#### [EXERCISE DETAILS]
From the listing, collect all lines containing the word "title".

Records from a data collection:
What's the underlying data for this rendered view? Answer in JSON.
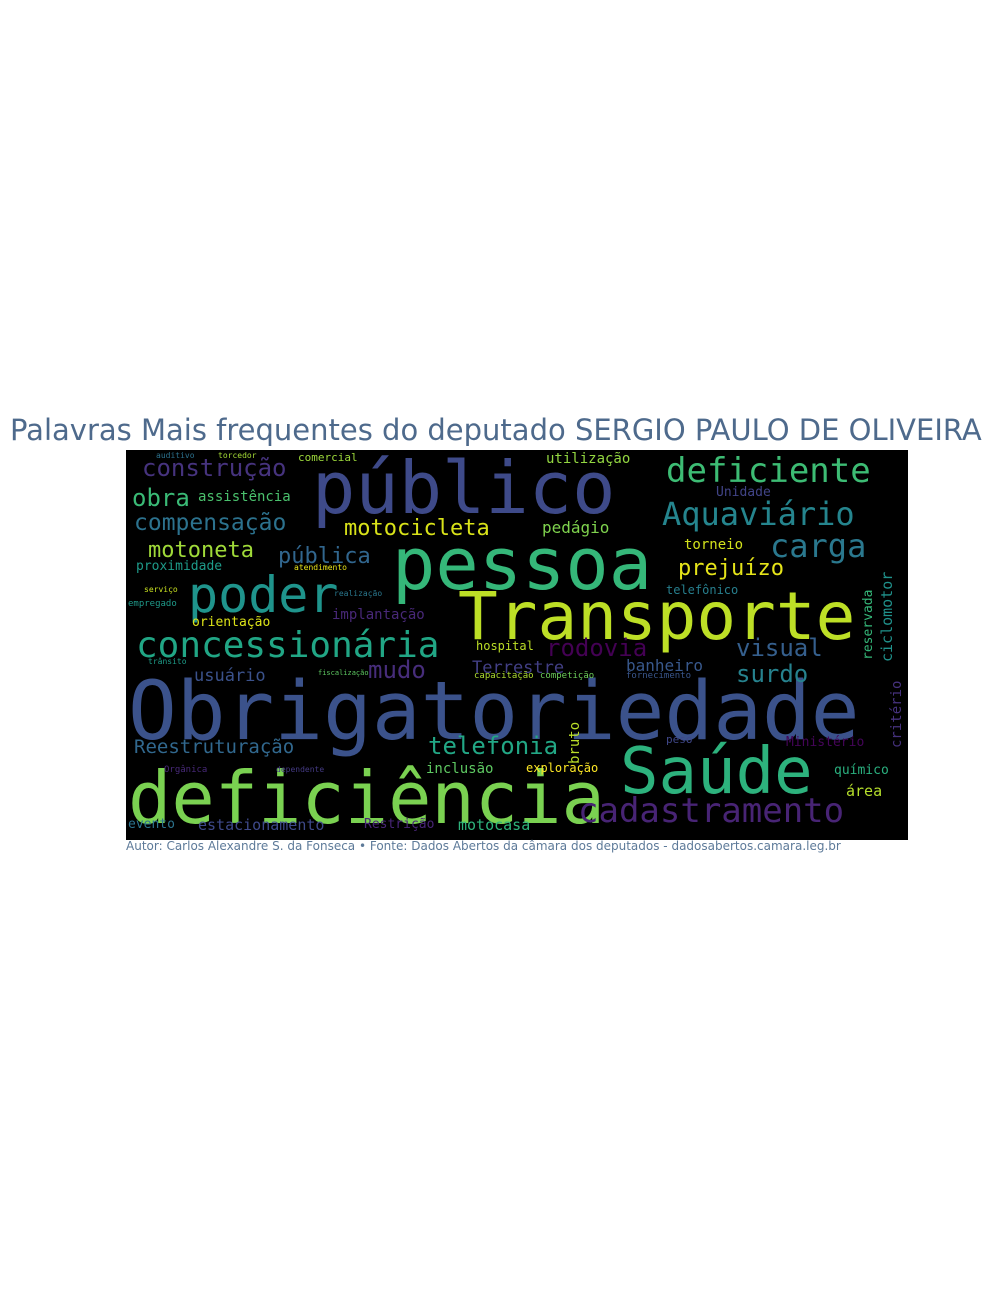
{
  "title": "Palavras Mais frequentes do deputado SERGIO PAULO DE OLIVEIRA",
  "caption": "Autor: Carlos Alexandre S. da Fonseca • Fonte: Dados Abertos da câmara dos deputados - dadosabertos.camara.leg.br",
  "colors": {
    "background": "#000000",
    "title": "#4e6a8c",
    "caption": "#5d7a99"
  },
  "words": [
    {
      "text": "Obrigatoriedade",
      "color": "#3b528b"
    },
    {
      "text": "deficiência",
      "color": "#7ad151"
    },
    {
      "text": "Transporte",
      "color": "#bddf26"
    },
    {
      "text": "pessoa",
      "color": "#35b779"
    },
    {
      "text": "público",
      "color": "#3e4a89"
    },
    {
      "text": "Saúde",
      "color": "#2db27d"
    },
    {
      "text": "poder",
      "color": "#1f948c"
    },
    {
      "text": "cadastramento",
      "color": "#482475"
    },
    {
      "text": "concessionária",
      "color": "#21a685"
    },
    {
      "text": "deficiente",
      "color": "#3dbc74"
    },
    {
      "text": "Aquaviário",
      "color": "#25858e"
    },
    {
      "text": "carga",
      "color": "#2a788e"
    },
    {
      "text": "construção",
      "color": "#46337e"
    },
    {
      "text": "obra",
      "color": "#3aba76"
    },
    {
      "text": "compensação",
      "color": "#2c728e"
    },
    {
      "text": "motocicleta",
      "color": "#d8e219"
    },
    {
      "text": "motoneta",
      "color": "#a0da39"
    },
    {
      "text": "pública",
      "color": "#31668e"
    },
    {
      "text": "prejuízo",
      "color": "#e5e419"
    },
    {
      "text": "rodovia",
      "color": "#440154"
    },
    {
      "text": "visual",
      "color": "#355f8d"
    },
    {
      "text": "surdo",
      "color": "#26828e"
    },
    {
      "text": "telefonia",
      "color": "#22a785"
    },
    {
      "text": "Reestruturação",
      "color": "#31688e"
    },
    {
      "text": "mudo",
      "color": "#472d7b"
    },
    {
      "text": "usuário",
      "color": "#3b528b"
    },
    {
      "text": "Terrestre",
      "color": "#423f85"
    },
    {
      "text": "banheiro",
      "color": "#38588c"
    },
    {
      "text": "pedágio",
      "color": "#7fd34e"
    },
    {
      "text": "torneio",
      "color": "#d2e21b"
    },
    {
      "text": "assistência",
      "color": "#4ac16d"
    },
    {
      "text": "utilização",
      "color": "#93d741"
    },
    {
      "text": "Unidade",
      "color": "#414487"
    },
    {
      "text": "proximidade",
      "color": "#1e9b8a"
    },
    {
      "text": "implantação",
      "color": "#482878"
    },
    {
      "text": "orientação",
      "color": "#dde318"
    },
    {
      "text": "hospital",
      "color": "#bddf26"
    },
    {
      "text": "inclusão",
      "color": "#5ec962"
    },
    {
      "text": "exploração",
      "color": "#fde725"
    },
    {
      "text": "estacionamento",
      "color": "#3e4989"
    },
    {
      "text": "Restrição",
      "color": "#482576"
    },
    {
      "text": "motocasa",
      "color": "#2eb37c"
    },
    {
      "text": "evento",
      "color": "#2c738e"
    },
    {
      "text": "Ministério",
      "color": "#450559"
    },
    {
      "text": "químico",
      "color": "#2ab07f"
    },
    {
      "text": "área",
      "color": "#b5de2b"
    },
    {
      "text": "comercial",
      "color": "#9dd93b"
    },
    {
      "text": "empregado",
      "color": "#1f9a8a"
    },
    {
      "text": "serviço",
      "color": "#c8e020"
    },
    {
      "text": "capacitação",
      "color": "#addc30"
    },
    {
      "text": "competição",
      "color": "#6ccd5a"
    },
    {
      "text": "fornecimento",
      "color": "#39568c"
    },
    {
      "text": "telefônico",
      "color": "#277f8e"
    },
    {
      "text": "atendimento",
      "color": "#e7e419"
    },
    {
      "text": "peso",
      "color": "#3f4788"
    },
    {
      "text": "ciclomotor",
      "color": "#20928c"
    },
    {
      "text": "reservada",
      "color": "#35b779"
    },
    {
      "text": "critério",
      "color": "#46327e"
    },
    {
      "text": "bruto",
      "color": "#bade28"
    },
    {
      "text": "auditivo",
      "color": "#2c728e"
    },
    {
      "text": "torcedor",
      "color": "#a5db36"
    },
    {
      "text": "Orgânica",
      "color": "#482979"
    },
    {
      "text": "dependente",
      "color": "#443a83"
    },
    {
      "text": "trânsito",
      "color": "#1e9d89"
    },
    {
      "text": "realização",
      "color": "#2a788e"
    },
    {
      "text": "fiscalização",
      "color": "#5ec962"
    }
  ]
}
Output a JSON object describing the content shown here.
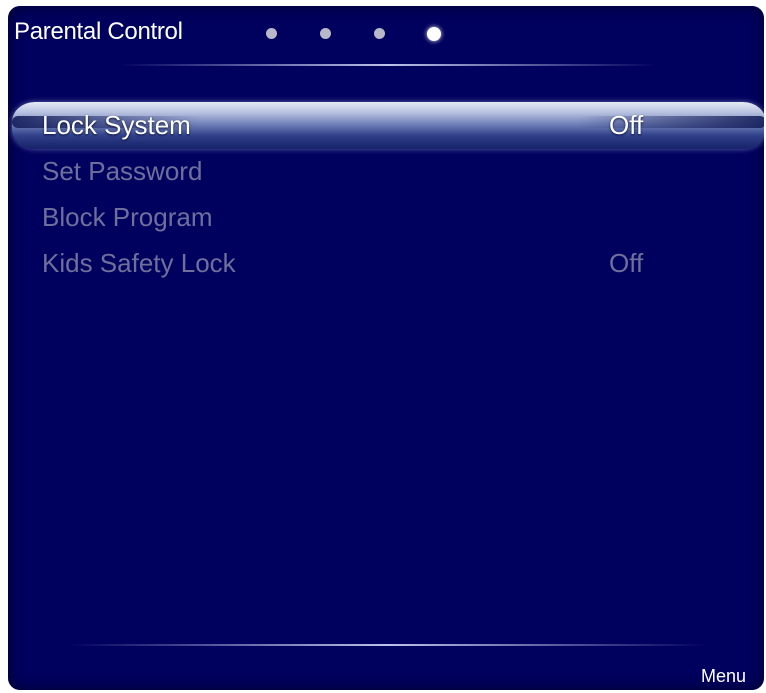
{
  "header": {
    "title": "Parental Control",
    "pages": [
      {
        "active": false
      },
      {
        "active": false
      },
      {
        "active": false
      },
      {
        "active": true
      }
    ]
  },
  "menu": {
    "items": [
      {
        "label": "Lock System",
        "value": "Off",
        "selected": true
      },
      {
        "label": "Set Password",
        "value": "",
        "selected": false
      },
      {
        "label": "Block Program",
        "value": "",
        "selected": false
      },
      {
        "label": "Kids Safety Lock",
        "value": "Off",
        "selected": false
      }
    ]
  },
  "footer": {
    "menu_label": "Menu"
  },
  "colors": {
    "panel_background": "#00005e",
    "selected_text": "#ffffff",
    "disabled_text": "#6f6f9c"
  }
}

#### [RESPONSE]
  "title": "Palavras Mais frequentes do deputado SERGIO PAULO DE OLIVEIRA",
    "title": "#4e6a8c",
    "title": "Parental Control",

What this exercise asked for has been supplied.